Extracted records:
-------------------------

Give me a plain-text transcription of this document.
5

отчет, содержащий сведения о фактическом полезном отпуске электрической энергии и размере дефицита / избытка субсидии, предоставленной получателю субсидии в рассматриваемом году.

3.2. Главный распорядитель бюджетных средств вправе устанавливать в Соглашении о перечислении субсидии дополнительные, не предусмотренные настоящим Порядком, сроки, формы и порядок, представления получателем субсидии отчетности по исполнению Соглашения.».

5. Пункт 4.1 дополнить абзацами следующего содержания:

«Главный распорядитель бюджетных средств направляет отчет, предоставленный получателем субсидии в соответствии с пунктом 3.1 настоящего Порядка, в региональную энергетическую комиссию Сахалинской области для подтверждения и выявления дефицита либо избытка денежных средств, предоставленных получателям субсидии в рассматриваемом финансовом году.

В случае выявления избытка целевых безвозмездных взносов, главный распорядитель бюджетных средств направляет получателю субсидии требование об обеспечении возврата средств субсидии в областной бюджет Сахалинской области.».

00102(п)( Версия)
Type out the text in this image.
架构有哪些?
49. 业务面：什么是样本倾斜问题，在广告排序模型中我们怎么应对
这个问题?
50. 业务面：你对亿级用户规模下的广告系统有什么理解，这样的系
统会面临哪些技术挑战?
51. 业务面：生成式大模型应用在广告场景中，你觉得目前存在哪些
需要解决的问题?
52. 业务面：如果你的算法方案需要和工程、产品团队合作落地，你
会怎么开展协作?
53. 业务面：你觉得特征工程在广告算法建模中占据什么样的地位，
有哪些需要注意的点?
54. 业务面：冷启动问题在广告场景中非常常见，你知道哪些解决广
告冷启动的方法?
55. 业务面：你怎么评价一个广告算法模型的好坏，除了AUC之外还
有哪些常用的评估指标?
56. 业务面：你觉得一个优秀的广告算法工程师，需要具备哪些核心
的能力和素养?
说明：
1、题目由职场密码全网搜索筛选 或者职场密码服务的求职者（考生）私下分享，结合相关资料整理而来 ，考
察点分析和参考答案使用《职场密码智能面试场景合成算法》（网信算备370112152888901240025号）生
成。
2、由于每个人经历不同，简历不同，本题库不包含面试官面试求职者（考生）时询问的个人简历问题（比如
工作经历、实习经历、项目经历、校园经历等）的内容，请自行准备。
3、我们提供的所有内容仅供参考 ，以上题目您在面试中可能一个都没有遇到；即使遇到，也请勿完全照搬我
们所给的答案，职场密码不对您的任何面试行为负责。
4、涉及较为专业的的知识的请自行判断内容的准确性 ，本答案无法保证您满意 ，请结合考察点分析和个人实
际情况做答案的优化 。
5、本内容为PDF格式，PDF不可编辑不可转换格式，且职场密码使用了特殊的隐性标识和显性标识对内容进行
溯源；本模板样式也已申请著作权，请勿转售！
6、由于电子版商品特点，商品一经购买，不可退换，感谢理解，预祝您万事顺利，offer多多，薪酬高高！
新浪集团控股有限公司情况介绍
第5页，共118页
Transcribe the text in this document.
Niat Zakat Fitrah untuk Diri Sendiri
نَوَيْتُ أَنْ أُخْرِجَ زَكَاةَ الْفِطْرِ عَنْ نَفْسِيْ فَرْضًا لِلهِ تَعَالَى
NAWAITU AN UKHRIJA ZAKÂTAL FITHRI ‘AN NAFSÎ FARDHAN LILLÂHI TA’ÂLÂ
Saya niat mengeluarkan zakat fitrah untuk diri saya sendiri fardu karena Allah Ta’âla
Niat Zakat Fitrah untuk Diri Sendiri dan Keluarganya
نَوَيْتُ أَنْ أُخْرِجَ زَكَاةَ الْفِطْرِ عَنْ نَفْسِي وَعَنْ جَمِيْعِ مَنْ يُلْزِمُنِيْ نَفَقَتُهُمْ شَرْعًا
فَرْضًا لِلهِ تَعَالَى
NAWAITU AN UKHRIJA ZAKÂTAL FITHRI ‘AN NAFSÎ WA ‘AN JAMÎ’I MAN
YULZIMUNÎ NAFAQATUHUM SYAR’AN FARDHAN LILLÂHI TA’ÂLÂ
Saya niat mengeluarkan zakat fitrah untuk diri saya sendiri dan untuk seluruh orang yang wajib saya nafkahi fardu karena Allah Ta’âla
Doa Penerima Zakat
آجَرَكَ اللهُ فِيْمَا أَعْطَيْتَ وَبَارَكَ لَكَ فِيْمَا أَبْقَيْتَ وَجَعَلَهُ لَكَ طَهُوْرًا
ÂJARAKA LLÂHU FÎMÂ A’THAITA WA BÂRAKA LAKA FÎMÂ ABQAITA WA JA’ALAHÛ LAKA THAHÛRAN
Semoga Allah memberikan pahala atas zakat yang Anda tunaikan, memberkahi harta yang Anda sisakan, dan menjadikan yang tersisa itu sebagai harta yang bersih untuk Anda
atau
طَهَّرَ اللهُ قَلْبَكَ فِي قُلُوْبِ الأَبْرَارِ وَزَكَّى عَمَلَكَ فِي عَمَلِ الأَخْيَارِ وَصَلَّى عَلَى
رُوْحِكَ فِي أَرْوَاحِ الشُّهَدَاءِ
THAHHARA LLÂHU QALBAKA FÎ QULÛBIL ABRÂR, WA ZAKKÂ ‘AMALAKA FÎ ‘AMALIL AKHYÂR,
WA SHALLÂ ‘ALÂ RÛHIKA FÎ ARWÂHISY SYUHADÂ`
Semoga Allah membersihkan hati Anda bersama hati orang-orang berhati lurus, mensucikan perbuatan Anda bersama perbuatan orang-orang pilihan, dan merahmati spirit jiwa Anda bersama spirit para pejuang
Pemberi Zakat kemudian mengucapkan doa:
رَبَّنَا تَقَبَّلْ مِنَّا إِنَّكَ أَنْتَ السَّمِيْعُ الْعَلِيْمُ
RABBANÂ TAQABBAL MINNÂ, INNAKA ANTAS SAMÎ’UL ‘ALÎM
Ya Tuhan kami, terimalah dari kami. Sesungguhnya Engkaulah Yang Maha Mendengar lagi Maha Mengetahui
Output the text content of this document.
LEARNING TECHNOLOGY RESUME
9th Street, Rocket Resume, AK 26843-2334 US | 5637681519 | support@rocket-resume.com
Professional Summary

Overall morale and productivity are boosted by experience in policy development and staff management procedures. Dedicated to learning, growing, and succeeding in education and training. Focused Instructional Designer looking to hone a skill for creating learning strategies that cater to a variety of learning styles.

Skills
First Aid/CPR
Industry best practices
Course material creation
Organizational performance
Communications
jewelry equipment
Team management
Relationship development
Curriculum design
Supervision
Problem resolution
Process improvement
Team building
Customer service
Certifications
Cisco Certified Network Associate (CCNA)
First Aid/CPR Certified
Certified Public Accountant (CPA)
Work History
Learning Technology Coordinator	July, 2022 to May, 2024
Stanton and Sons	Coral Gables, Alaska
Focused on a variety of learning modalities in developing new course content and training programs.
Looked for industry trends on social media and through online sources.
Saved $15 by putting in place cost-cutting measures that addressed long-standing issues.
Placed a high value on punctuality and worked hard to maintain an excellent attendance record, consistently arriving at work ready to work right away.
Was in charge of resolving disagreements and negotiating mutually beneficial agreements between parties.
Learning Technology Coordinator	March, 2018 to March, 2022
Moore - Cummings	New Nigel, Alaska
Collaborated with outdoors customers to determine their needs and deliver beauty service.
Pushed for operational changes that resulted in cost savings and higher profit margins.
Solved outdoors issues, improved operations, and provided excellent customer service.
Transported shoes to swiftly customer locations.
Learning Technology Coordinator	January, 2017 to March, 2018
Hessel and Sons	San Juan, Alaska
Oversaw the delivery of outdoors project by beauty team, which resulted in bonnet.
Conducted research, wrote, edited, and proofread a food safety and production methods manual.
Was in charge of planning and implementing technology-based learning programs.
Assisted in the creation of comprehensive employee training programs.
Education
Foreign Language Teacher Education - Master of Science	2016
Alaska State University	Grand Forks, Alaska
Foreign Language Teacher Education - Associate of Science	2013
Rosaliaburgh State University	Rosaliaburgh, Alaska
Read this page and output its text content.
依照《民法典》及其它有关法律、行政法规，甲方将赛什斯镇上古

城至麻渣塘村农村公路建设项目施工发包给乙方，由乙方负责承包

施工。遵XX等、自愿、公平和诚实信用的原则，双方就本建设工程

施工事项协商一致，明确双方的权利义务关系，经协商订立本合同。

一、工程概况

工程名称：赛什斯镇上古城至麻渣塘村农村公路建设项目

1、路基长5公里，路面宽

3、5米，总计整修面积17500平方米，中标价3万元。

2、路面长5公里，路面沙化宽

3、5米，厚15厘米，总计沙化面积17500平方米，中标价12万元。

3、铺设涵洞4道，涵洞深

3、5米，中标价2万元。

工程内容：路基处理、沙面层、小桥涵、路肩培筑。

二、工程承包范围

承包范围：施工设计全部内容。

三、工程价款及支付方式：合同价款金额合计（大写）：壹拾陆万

-------------------------

=== Given instruction ===
Report only the number of lines that hold the word "saya".

=== Completed task ===
2